DESCRIPTION OF THE TASK:
Set down each line of the data below exactly as it stands, dropping the pictures.

DATA FOR PROCESSING:
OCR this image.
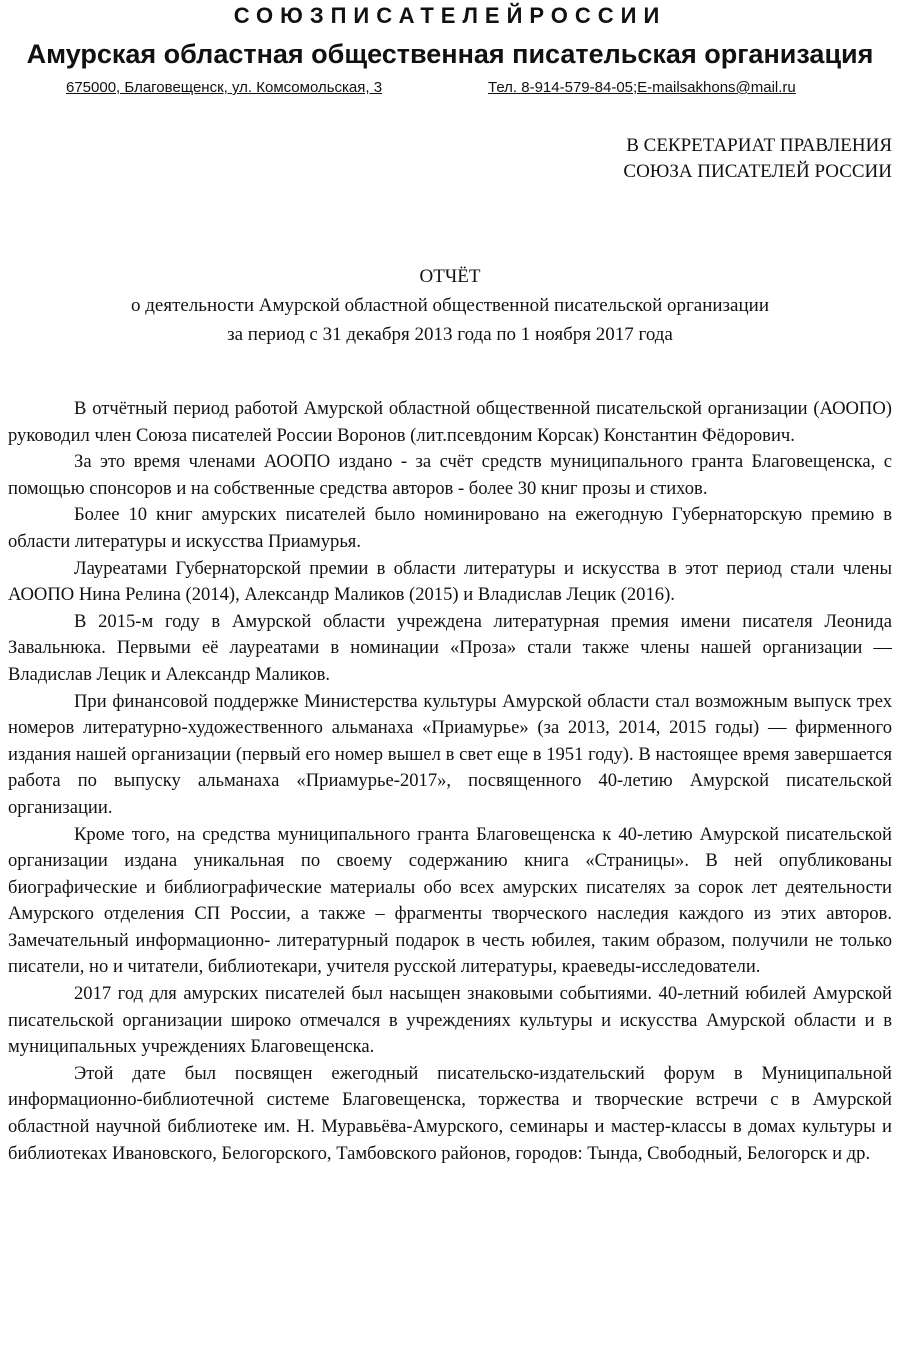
СОЮЗПИСАТЕЛЕЙРОССИИ
Амурская областная общественная писательская организация
675000, Благовещенск, ул. Комсомольская, 3	Тел. 8-914-579-84-05;E-mailsakhons@mail.ru
В СЕКРЕТАРИАТ ПРАВЛЕНИЯ
СОЮЗА ПИСАТЕЛЕЙ РОССИИ
ОТЧЁТ
о деятельности Амурской областной общественной писательской организации
за период с 31 декабря 2013 года по 1 ноября 2017 года

В отчётный период работой Амурской областной общественной писательской организации (АООПО) руководил член Союза писателей России Воронов (лит.псевдоним Корсак) Константин Фёдорович.

За это время членами АООПО издано - за счёт средств муниципального гранта Благовещенска, с помощью спонсоров и на собственные средства авторов - более 30 книг прозы и стихов.

Более 10 книг амурских писателей было номинировано на ежегодную Губернаторскую премию в области литературы и искусства Приамурья.

Лауреатами Губернаторской премии в области литературы и искусства в этот период стали члены АООПО Нина Релина (2014), Александр Маликов (2015) и Владислав Лецик (2016).

В 2015-м году в Амурской области учреждена литературная премия имени писателя Леонида Завальнюка. Первыми её лауреатами в номинации «Проза» стали также члены нашей организации — Владислав Лецик и Александр Маликов.

При финансовой поддержке Министерства культуры Амурской области стал возможным выпуск трех номеров литературно-художественного альманаха «Приамурье» (за 2013, 2014, 2015 годы) — фирменного издания нашей организации (первый его номер вышел в свет еще в 1951 году). В настоящее время завершается работа по выпуску альманаха «Приамурье-2017», посвященного 40-летию Амурской писательской организации.

Кроме того, на средства муниципального гранта Благовещенска к 40-летию Амурской писательской организации издана уникальная по своему содержанию книга «Страницы». В ней опубликованы биографические и библиографические материалы обо всех амурских писателях за сорок лет деятельности Амурского отделения СП России, а также – фрагменты творческого наследия каждого из этих авторов. Замечательный информационно- литературный подарок в честь юбилея, таким образом, получили не только писатели, но и читатели, библиотекари, учителя русской литературы, краеведы-исследователи.

2017 год для амурских писателей был насыщен знаковыми событиями. 40-летний юбилей Амурской писательской организации широко отмечался в учреждениях культуры и искусства Амурской области и в муниципальных учреждениях Благовещенска.

Этой дате был посвящен ежегодный писательско-издательский форум в Муниципальной информационно-библиотечной системе Благовещенска, торжества и творческие встречи с в Амурской областной научной библиотеке им. Н. Муравьёва-Амурского, семинары и мастер-классы в домах культуры и библиотеках Ивановского, Белогорского, Тамбовского районов, городов: Тында, Свободный, Белогорск и др.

ANSWER IN FULL:
OCR this image.
СОЮЗПИСАТЕЛЕЙРОССИИ
Амурская областная общественная писательская организация
675000, Благовещенск, ул. Комсомольская, 3	Тел. 8-914-579-84-05;E-mailsakhons@mail.ru
В СЕКРЕТАРИАТ ПРАВЛЕНИЯ
СОЮЗА ПИСАТЕЛЕЙ РОССИИ
ОТЧЁТ
о деятельности Амурской областной общественной писательской организации
за период с 31 декабря 2013 года по 1 ноября 2017 года

В отчётный период работой Амурской областной общественной писательской организации (АООПО) руководил член Союза писателей России Воронов (лит.псевдоним Корсак) Константин Фёдорович.

За это время членами АООПО издано - за счёт средств муниципального гранта Благовещенска, с помощью спонсоров и на собственные средства авторов - более 30 книг прозы и стихов.

Более 10 книг амурских писателей было номинировано на ежегодную Губернаторскую премию в области литературы и искусства Приамурья.

Лауреатами Губернаторской премии в области литературы и искусства в этот период стали члены АООПО Нина Релина (2014), Александр Маликов (2015) и Владислав Лецик (2016).

В 2015-м году в Амурской области учреждена литературная премия имени писателя Леонида Завальнюка. Первыми её лауреатами в номинации «Проза» стали также члены нашей организации — Владислав Лецик и Александр Маликов.

При финансовой поддержке Министерства культуры Амурской области стал возможным выпуск трех номеров литературно-художественного альманаха «Приамурье» (за 2013, 2014, 2015 годы) — фирменного издания нашей организации (первый его номер вышел в свет еще в 1951 году). В настоящее время завершается работа по выпуску альманаха «Приамурье-2017», посвященного 40-летию Амурской писательской организации.

Кроме того, на средства муниципального гранта Благовещенска к 40-летию Амурской писательской организации издана уникальная по своему содержанию книга «Страницы». В ней опубликованы биографические и библиографические материалы обо всех амурских писателях за сорок лет деятельности Амурского отделения СП России, а также – фрагменты творческого наследия каждого из этих авторов. Замечательный информационно- литературный подарок в честь юбилея, таким образом, получили не только писатели, но и читатели, библиотекари, учителя русской литературы, краеведы-исследователи.

2017 год для амурских писателей был насыщен знаковыми событиями. 40-летний юбилей Амурской писательской организации широко отмечался в учреждениях культуры и искусства Амурской области и в муниципальных учреждениях Благовещенска.

Этой дате был посвящен ежегодный писательско-издательский форум в Муниципальной информационно-библиотечной системе Благовещенска, торжества и творческие встречи с в Амурской областной научной библиотеке им. Н. Муравьёва-Амурского, семинары и мастер-классы в домах культуры и библиотеках Ивановского, Белогорского, Тамбовского районов, городов: Тында, Свободный, Белогорск и др.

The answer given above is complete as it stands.